Written instruction:
Report every line below that holds the word "base".

************

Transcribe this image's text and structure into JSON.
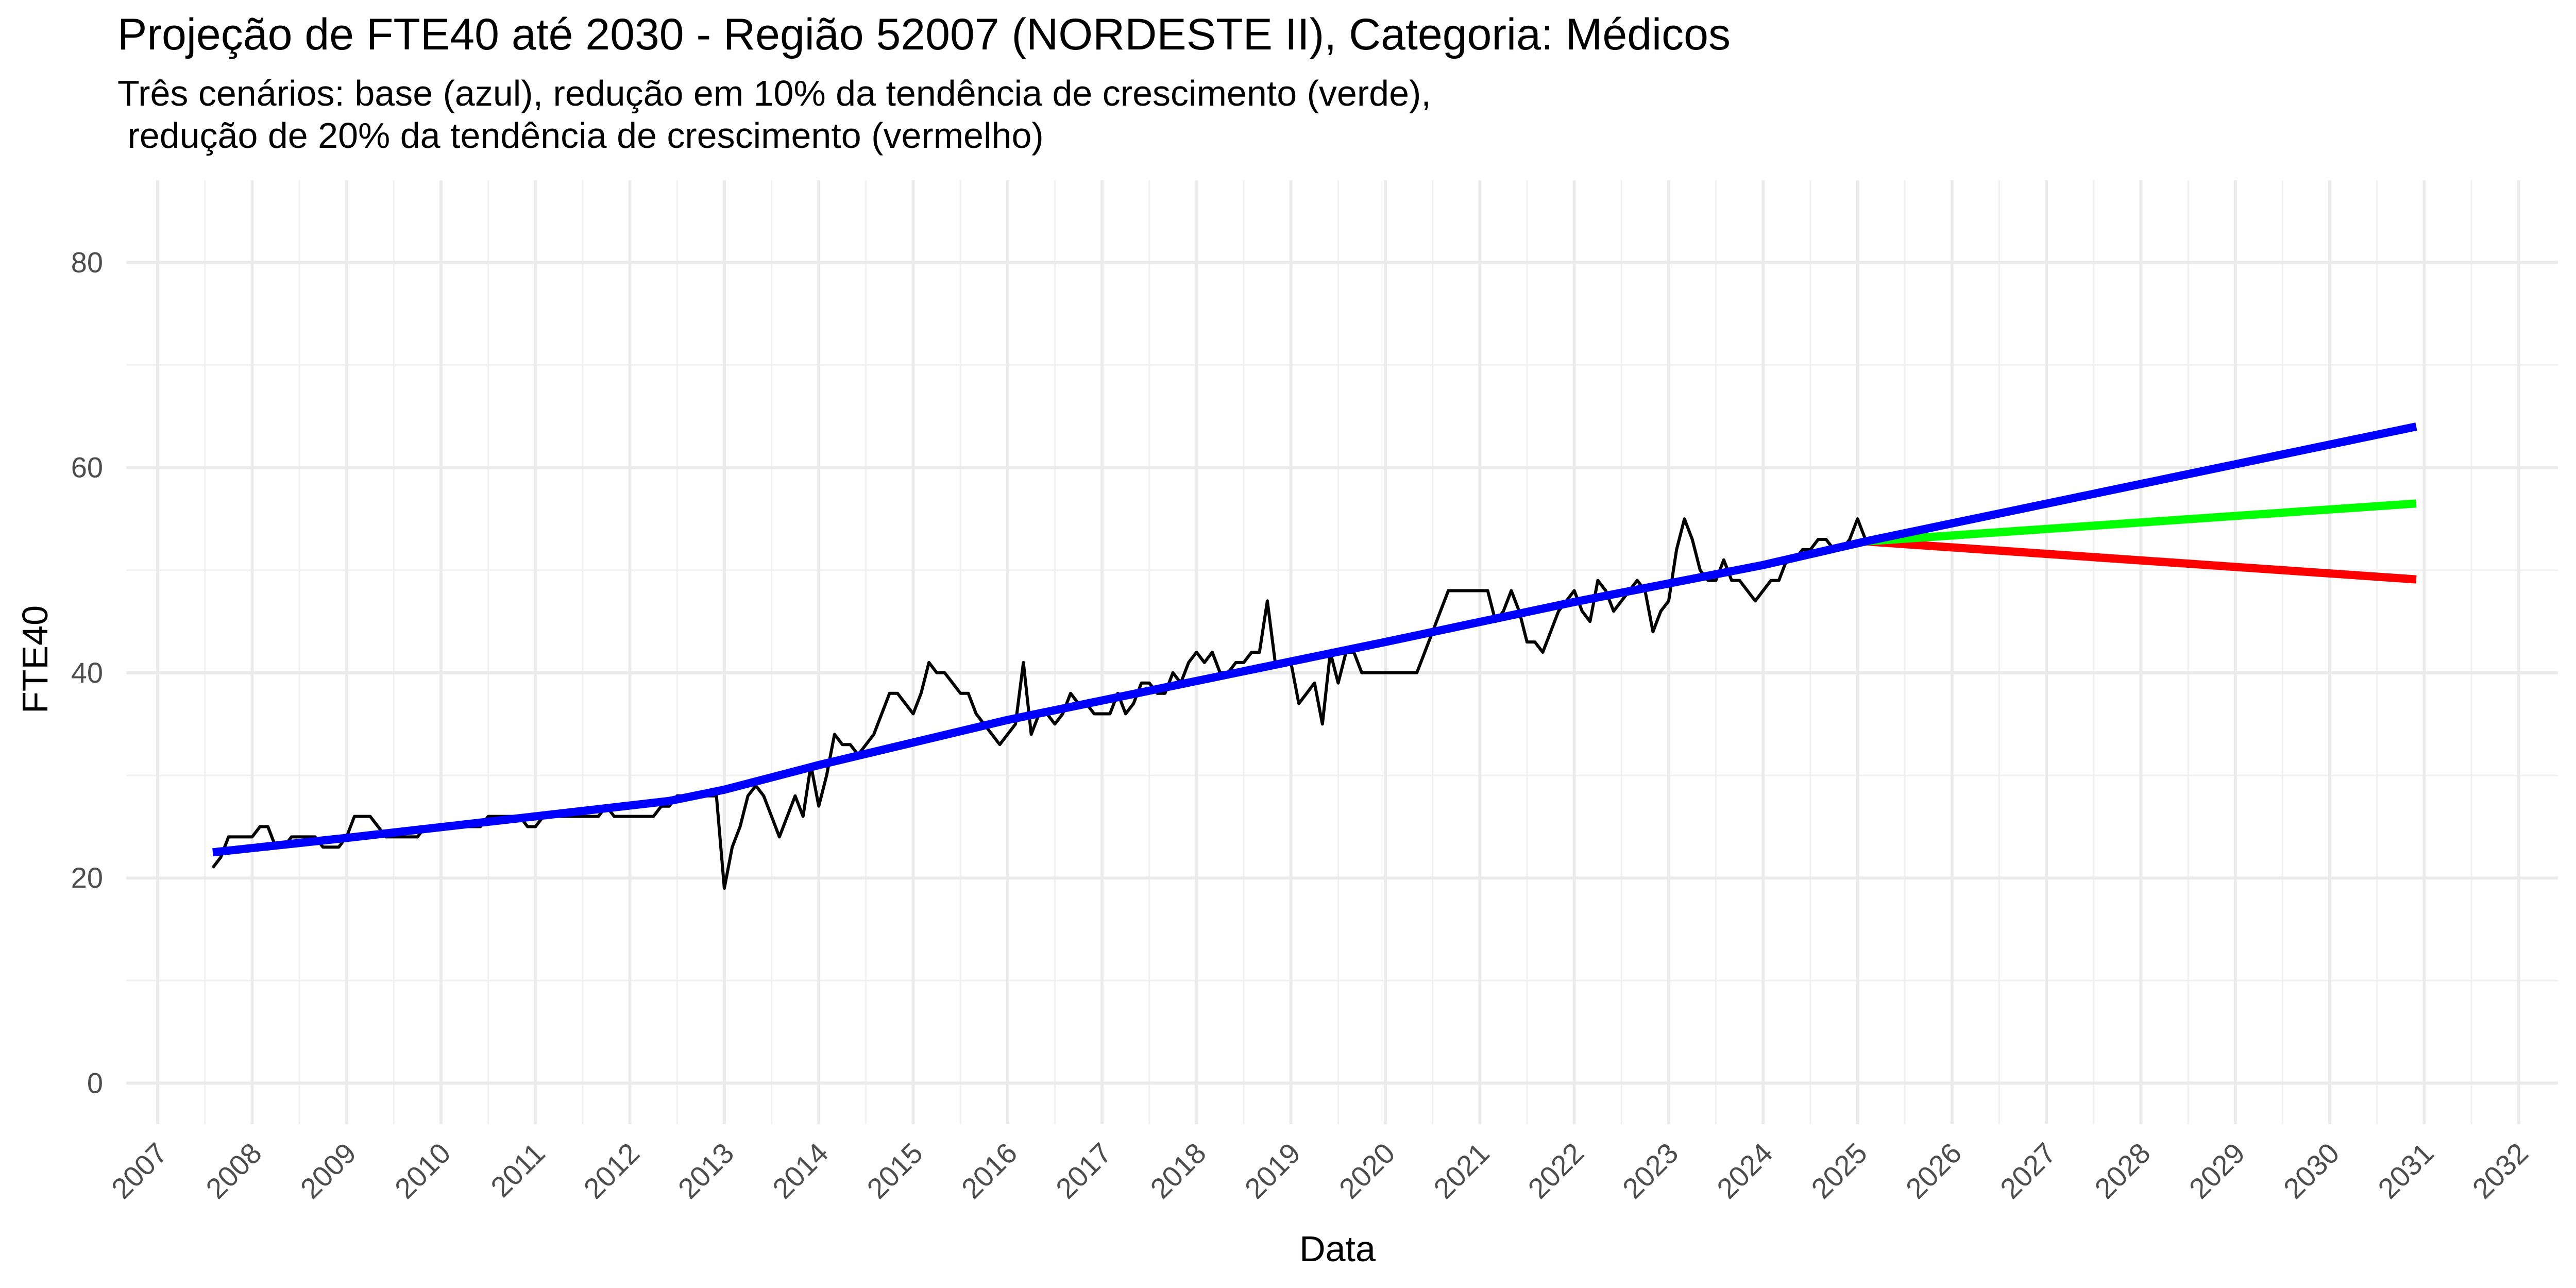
{
  "chart_data": {
    "type": "line",
    "title": "Projeção de FTE40 até 2030 - Região 52007 (NORDESTE II), Categoria: Médicos",
    "subtitle": "Três cenários: base (azul), redução em 10% da tendência de crescimento (verde),\n redução de 20% da tendência de crescimento (vermelho)",
    "xlabel": "Data",
    "ylabel": "FTE40",
    "ylim": [
      -4,
      88
    ],
    "xlim": [
      "2006-09-01",
      "2032-06-01"
    ],
    "y_ticks": [
      0,
      20,
      40,
      60,
      80
    ],
    "x_ticks": [
      "2007",
      "2008",
      "2009",
      "2010",
      "2011",
      "2012",
      "2013",
      "2014",
      "2015",
      "2016",
      "2017",
      "2018",
      "2019",
      "2020",
      "2021",
      "2022",
      "2023",
      "2024",
      "2025",
      "2026",
      "2027",
      "2028",
      "2029",
      "2030",
      "2031",
      "2032"
    ],
    "grid": true,
    "legend": "none",
    "colors": {
      "observed": "#000000",
      "base": "#0000ff",
      "reduction_10": "#00ff00",
      "reduction_20": "#ff0000"
    },
    "series": [
      {
        "key": "observed",
        "points": [
          [
            "2007-08-01",
            21
          ],
          [
            "2007-09-01",
            22
          ],
          [
            "2007-10-01",
            24
          ],
          [
            "2007-11-01",
            24
          ],
          [
            "2007-12-01",
            24
          ],
          [
            "2008-01-01",
            24
          ],
          [
            "2008-02-01",
            25
          ],
          [
            "2008-03-01",
            25
          ],
          [
            "2008-04-01",
            23
          ],
          [
            "2008-05-01",
            23
          ],
          [
            "2008-06-01",
            24
          ],
          [
            "2008-07-01",
            24
          ],
          [
            "2008-08-01",
            24
          ],
          [
            "2008-09-01",
            24
          ],
          [
            "2008-10-01",
            23
          ],
          [
            "2008-11-01",
            23
          ],
          [
            "2008-12-01",
            23
          ],
          [
            "2009-01-01",
            24
          ],
          [
            "2009-02-01",
            26
          ],
          [
            "2009-03-01",
            26
          ],
          [
            "2009-04-01",
            26
          ],
          [
            "2009-05-01",
            25
          ],
          [
            "2009-06-01",
            24
          ],
          [
            "2009-07-01",
            24
          ],
          [
            "2009-08-01",
            24
          ],
          [
            "2009-09-01",
            24
          ],
          [
            "2009-10-01",
            24
          ],
          [
            "2009-11-01",
            25
          ],
          [
            "2009-12-01",
            25
          ],
          [
            "2010-01-01",
            25
          ],
          [
            "2010-02-01",
            25
          ],
          [
            "2010-03-01",
            25
          ],
          [
            "2010-04-01",
            25
          ],
          [
            "2010-05-01",
            25
          ],
          [
            "2010-06-01",
            25
          ],
          [
            "2010-07-01",
            26
          ],
          [
            "2010-08-01",
            26
          ],
          [
            "2010-09-01",
            26
          ],
          [
            "2010-10-01",
            26
          ],
          [
            "2010-11-01",
            26
          ],
          [
            "2010-12-01",
            25
          ],
          [
            "2011-01-01",
            25
          ],
          [
            "2011-02-01",
            26
          ],
          [
            "2011-03-01",
            26
          ],
          [
            "2011-04-01",
            26
          ],
          [
            "2011-05-01",
            26
          ],
          [
            "2011-06-01",
            26
          ],
          [
            "2011-07-01",
            26
          ],
          [
            "2011-08-01",
            26
          ],
          [
            "2011-09-01",
            26
          ],
          [
            "2011-10-01",
            27
          ],
          [
            "2011-11-01",
            26
          ],
          [
            "2011-12-01",
            26
          ],
          [
            "2012-01-01",
            26
          ],
          [
            "2012-02-01",
            26
          ],
          [
            "2012-03-01",
            26
          ],
          [
            "2012-04-01",
            26
          ],
          [
            "2012-05-01",
            27
          ],
          [
            "2012-06-01",
            27
          ],
          [
            "2012-07-01",
            28
          ],
          [
            "2012-08-01",
            28
          ],
          [
            "2012-09-01",
            28
          ],
          [
            "2012-10-01",
            28
          ],
          [
            "2012-11-01",
            28
          ],
          [
            "2012-12-01",
            28
          ],
          [
            "2013-01-01",
            19
          ],
          [
            "2013-02-01",
            23
          ],
          [
            "2013-03-01",
            25
          ],
          [
            "2013-04-01",
            28
          ],
          [
            "2013-05-01",
            29
          ],
          [
            "2013-06-01",
            28
          ],
          [
            "2013-07-01",
            26
          ],
          [
            "2013-08-01",
            24
          ],
          [
            "2013-09-01",
            26
          ],
          [
            "2013-10-01",
            28
          ],
          [
            "2013-11-01",
            26
          ],
          [
            "2013-12-01",
            31
          ],
          [
            "2014-01-01",
            27
          ],
          [
            "2014-02-01",
            30
          ],
          [
            "2014-03-01",
            34
          ],
          [
            "2014-04-01",
            33
          ],
          [
            "2014-05-01",
            33
          ],
          [
            "2014-06-01",
            32
          ],
          [
            "2014-07-01",
            33
          ],
          [
            "2014-08-01",
            34
          ],
          [
            "2014-09-01",
            36
          ],
          [
            "2014-10-01",
            38
          ],
          [
            "2014-11-01",
            38
          ],
          [
            "2014-12-01",
            37
          ],
          [
            "2015-01-01",
            36
          ],
          [
            "2015-02-01",
            38
          ],
          [
            "2015-03-01",
            41
          ],
          [
            "2015-04-01",
            40
          ],
          [
            "2015-05-01",
            40
          ],
          [
            "2015-06-01",
            39
          ],
          [
            "2015-07-01",
            38
          ],
          [
            "2015-08-01",
            38
          ],
          [
            "2015-09-01",
            36
          ],
          [
            "2015-10-01",
            35
          ],
          [
            "2015-11-01",
            34
          ],
          [
            "2015-12-01",
            33
          ],
          [
            "2016-01-01",
            34
          ],
          [
            "2016-02-01",
            35
          ],
          [
            "2016-03-01",
            41
          ],
          [
            "2016-04-01",
            34
          ],
          [
            "2016-05-01",
            36
          ],
          [
            "2016-06-01",
            36
          ],
          [
            "2016-07-01",
            35
          ],
          [
            "2016-08-01",
            36
          ],
          [
            "2016-09-01",
            38
          ],
          [
            "2016-10-01",
            37
          ],
          [
            "2016-11-01",
            37
          ],
          [
            "2016-12-01",
            36
          ],
          [
            "2017-01-01",
            36
          ],
          [
            "2017-02-01",
            36
          ],
          [
            "2017-03-01",
            38
          ],
          [
            "2017-04-01",
            36
          ],
          [
            "2017-05-01",
            37
          ],
          [
            "2017-06-01",
            39
          ],
          [
            "2017-07-01",
            39
          ],
          [
            "2017-08-01",
            38
          ],
          [
            "2017-09-01",
            38
          ],
          [
            "2017-10-01",
            40
          ],
          [
            "2017-11-01",
            39
          ],
          [
            "2017-12-01",
            41
          ],
          [
            "2018-01-01",
            42
          ],
          [
            "2018-02-01",
            41
          ],
          [
            "2018-03-01",
            42
          ],
          [
            "2018-04-01",
            40
          ],
          [
            "2018-05-01",
            40
          ],
          [
            "2018-06-01",
            41
          ],
          [
            "2018-07-01",
            41
          ],
          [
            "2018-08-01",
            42
          ],
          [
            "2018-09-01",
            42
          ],
          [
            "2018-10-01",
            47
          ],
          [
            "2018-11-01",
            41
          ],
          [
            "2018-12-01",
            41
          ],
          [
            "2019-01-01",
            41
          ],
          [
            "2019-02-01",
            37
          ],
          [
            "2019-03-01",
            38
          ],
          [
            "2019-04-01",
            39
          ],
          [
            "2019-05-01",
            35
          ],
          [
            "2019-06-01",
            42
          ],
          [
            "2019-07-01",
            39
          ],
          [
            "2019-08-01",
            42
          ],
          [
            "2019-09-01",
            42
          ],
          [
            "2019-10-01",
            40
          ],
          [
            "2019-11-01",
            40
          ],
          [
            "2019-12-01",
            40
          ],
          [
            "2020-01-01",
            40
          ],
          [
            "2020-02-01",
            40
          ],
          [
            "2020-03-01",
            40
          ],
          [
            "2020-04-01",
            40
          ],
          [
            "2020-05-01",
            40
          ],
          [
            "2020-06-01",
            42
          ],
          [
            "2020-07-01",
            44
          ],
          [
            "2020-08-01",
            46
          ],
          [
            "2020-09-01",
            48
          ],
          [
            "2020-10-01",
            48
          ],
          [
            "2020-11-01",
            48
          ],
          [
            "2020-12-01",
            48
          ],
          [
            "2021-01-01",
            48
          ],
          [
            "2021-02-01",
            48
          ],
          [
            "2021-03-01",
            45
          ],
          [
            "2021-04-01",
            46
          ],
          [
            "2021-05-01",
            48
          ],
          [
            "2021-06-01",
            46
          ],
          [
            "2021-07-01",
            43
          ],
          [
            "2021-08-01",
            43
          ],
          [
            "2021-09-01",
            42
          ],
          [
            "2021-10-01",
            44
          ],
          [
            "2021-11-01",
            46
          ],
          [
            "2021-12-01",
            47
          ],
          [
            "2022-01-01",
            48
          ],
          [
            "2022-02-01",
            46
          ],
          [
            "2022-03-01",
            45
          ],
          [
            "2022-04-01",
            49
          ],
          [
            "2022-05-01",
            48
          ],
          [
            "2022-06-01",
            46
          ],
          [
            "2022-07-01",
            47
          ],
          [
            "2022-08-01",
            48
          ],
          [
            "2022-09-01",
            49
          ],
          [
            "2022-10-01",
            48
          ],
          [
            "2022-11-01",
            44
          ],
          [
            "2022-12-01",
            46
          ],
          [
            "2023-01-01",
            47
          ],
          [
            "2023-02-01",
            52
          ],
          [
            "2023-03-01",
            55
          ],
          [
            "2023-04-01",
            53
          ],
          [
            "2023-05-01",
            50
          ],
          [
            "2023-06-01",
            49
          ],
          [
            "2023-07-01",
            49
          ],
          [
            "2023-08-01",
            51
          ],
          [
            "2023-09-01",
            49
          ],
          [
            "2023-10-01",
            49
          ],
          [
            "2023-11-01",
            48
          ],
          [
            "2023-12-01",
            47
          ],
          [
            "2024-01-01",
            48
          ],
          [
            "2024-02-01",
            49
          ],
          [
            "2024-03-01",
            49
          ],
          [
            "2024-04-01",
            51
          ],
          [
            "2024-05-01",
            51
          ],
          [
            "2024-06-01",
            52
          ],
          [
            "2024-07-01",
            52
          ],
          [
            "2024-08-01",
            53
          ],
          [
            "2024-09-01",
            53
          ],
          [
            "2024-10-01",
            52
          ],
          [
            "2024-11-01",
            52
          ],
          [
            "2024-12-01",
            53
          ],
          [
            "2025-01-01",
            55
          ],
          [
            "2025-02-01",
            53
          ]
        ]
      },
      {
        "key": "base",
        "points": [
          [
            "2007-08-01",
            22.5
          ],
          [
            "2009-01-01",
            23.9
          ],
          [
            "2011-01-01",
            26.0
          ],
          [
            "2012-06-01",
            27.5
          ],
          [
            "2013-01-01",
            28.6
          ],
          [
            "2014-01-01",
            31.0
          ],
          [
            "2015-01-01",
            33.2
          ],
          [
            "2016-01-01",
            35.4
          ],
          [
            "2018-01-01",
            39.2
          ],
          [
            "2020-01-01",
            43.0
          ],
          [
            "2022-01-01",
            46.9
          ],
          [
            "2024-01-01",
            50.5
          ],
          [
            "2025-02-01",
            52.8
          ],
          [
            "2030-12-01",
            64.0
          ]
        ]
      },
      {
        "key": "reduction_10",
        "points": [
          [
            "2025-02-01",
            52.8
          ],
          [
            "2030-12-01",
            56.5
          ]
        ]
      },
      {
        "key": "reduction_20",
        "points": [
          [
            "2025-02-01",
            52.8
          ],
          [
            "2030-12-01",
            49.1
          ]
        ]
      }
    ]
  }
}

************

Reply:
    "subtitle": "Três cenários: base (azul), redução em 10% da tendência de crescimento (verde),\n redução de 20% da tendência de crescimento (vermelho)",
      "base": "#0000ff",
        "key": "base",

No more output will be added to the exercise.